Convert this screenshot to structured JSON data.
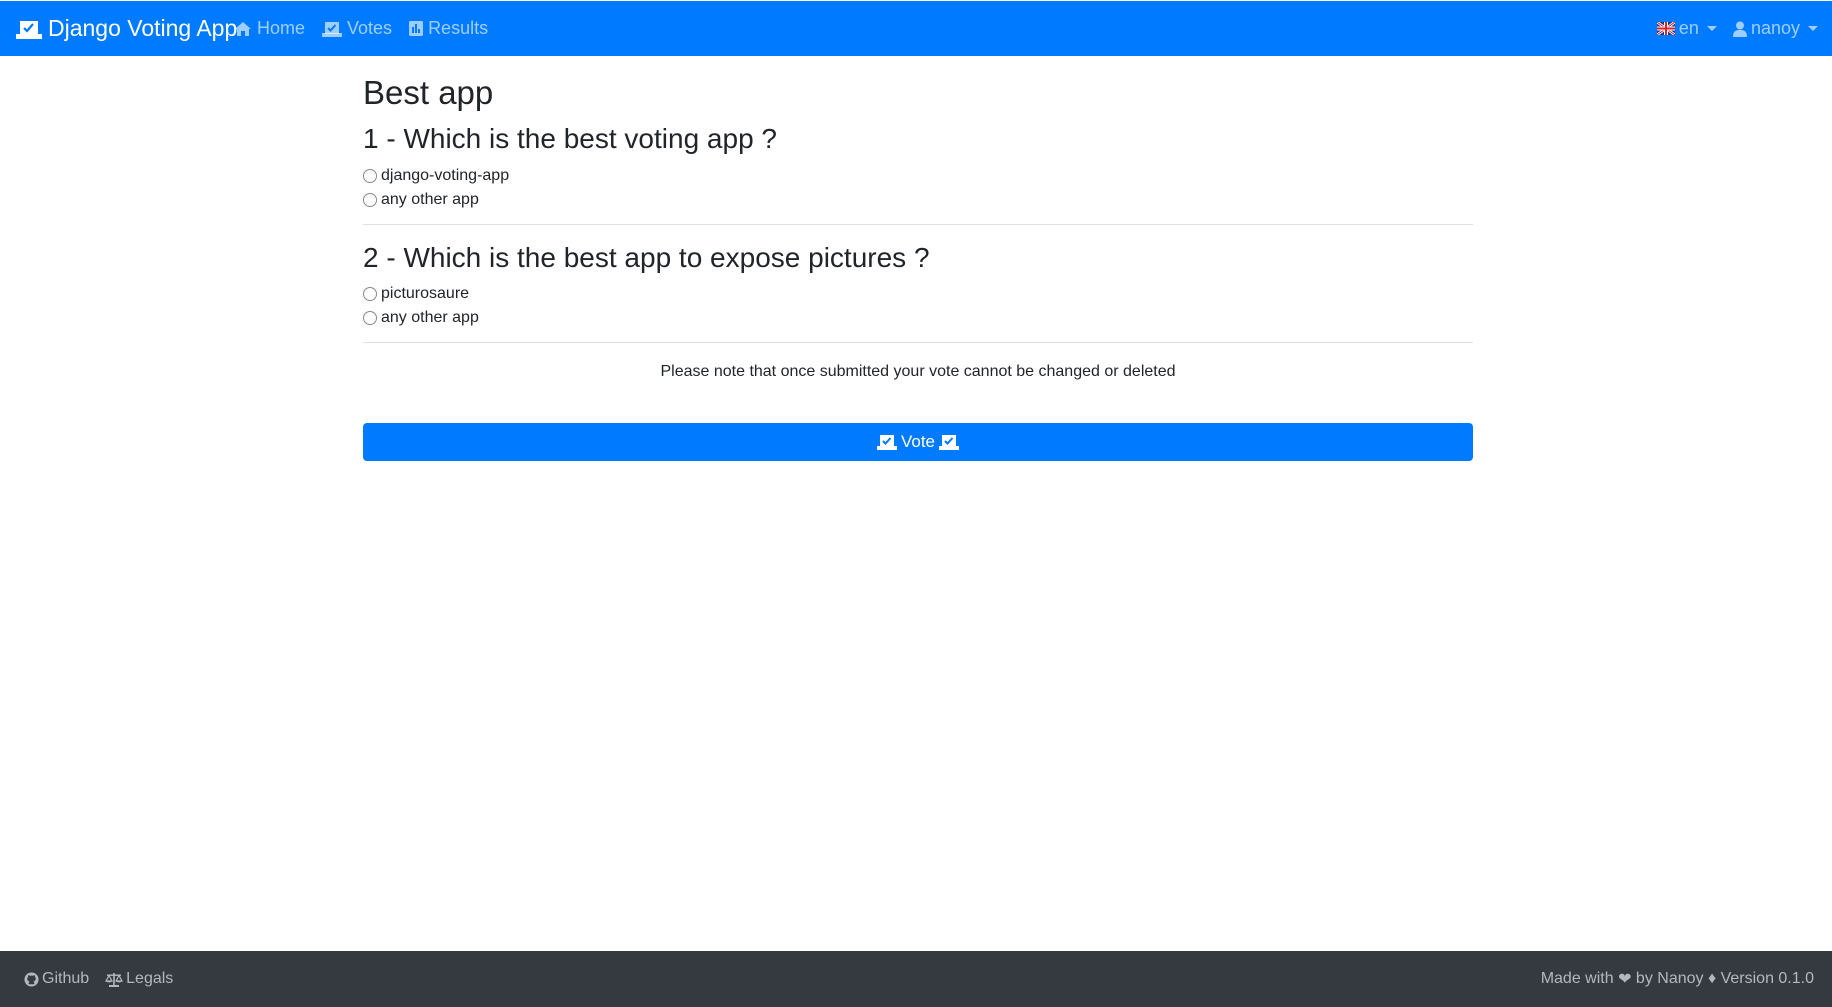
{
  "navbar": {
    "brand": "Django Voting App",
    "brand_icon": "vote-yea-icon",
    "links": [
      {
        "label": "Home",
        "icon": "home-icon"
      },
      {
        "label": "Votes",
        "icon": "vote-yea-icon"
      },
      {
        "label": "Results",
        "icon": "poll-icon"
      }
    ],
    "language": {
      "label": "en",
      "icon": "uk-flag-icon"
    },
    "user": {
      "label": "nanoy",
      "icon": "user-icon"
    },
    "background": "#007bff"
  },
  "poll": {
    "title": "Best app",
    "questions": [
      {
        "title": "1 - Which is the best voting app ?",
        "choices": [
          "django-voting-app",
          "any other app"
        ]
      },
      {
        "title": "2 - Which is the best app to expose pictures ?",
        "choices": [
          "picturosaure",
          "any other app"
        ]
      }
    ],
    "notice": "Please note that once submitted your vote cannot be changed or deleted",
    "vote_button": "Vote"
  },
  "footer": {
    "links": [
      {
        "label": "Github",
        "icon": "github-icon"
      },
      {
        "label": "Legals",
        "icon": "balance-scale-icon"
      }
    ],
    "made_with": "Made with",
    "heart": "❤",
    "by": "by Nanoy",
    "separator": "♦",
    "version": "Version 0.1.0",
    "background": "#343a40"
  }
}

[To be done]
Transcribe the entries above verbatim, omitting their pictures.

[Written solution]
Convert this screenshot to structured JSON data.
{
  "navbar": {
    "brand": "Django Voting App",
    "brand_icon": "vote-yea-icon",
    "links": [
      {
        "label": "Home",
        "icon": "home-icon"
      },
      {
        "label": "Votes",
        "icon": "vote-yea-icon"
      },
      {
        "label": "Results",
        "icon": "poll-icon"
      }
    ],
    "language": {
      "label": "en",
      "icon": "uk-flag-icon"
    },
    "user": {
      "label": "nanoy",
      "icon": "user-icon"
    },
    "background": "#007bff"
  },
  "poll": {
    "title": "Best app",
    "questions": [
      {
        "title": "1 - Which is the best voting app ?",
        "choices": [
          "django-voting-app",
          "any other app"
        ]
      },
      {
        "title": "2 - Which is the best app to expose pictures ?",
        "choices": [
          "picturosaure",
          "any other app"
        ]
      }
    ],
    "notice": "Please note that once submitted your vote cannot be changed or deleted",
    "vote_button": "Vote"
  },
  "footer": {
    "links": [
      {
        "label": "Github",
        "icon": "github-icon"
      },
      {
        "label": "Legals",
        "icon": "balance-scale-icon"
      }
    ],
    "made_with": "Made with",
    "heart": "❤",
    "by": "by Nanoy",
    "separator": "♦",
    "version": "Version 0.1.0",
    "background": "#343a40"
  }
}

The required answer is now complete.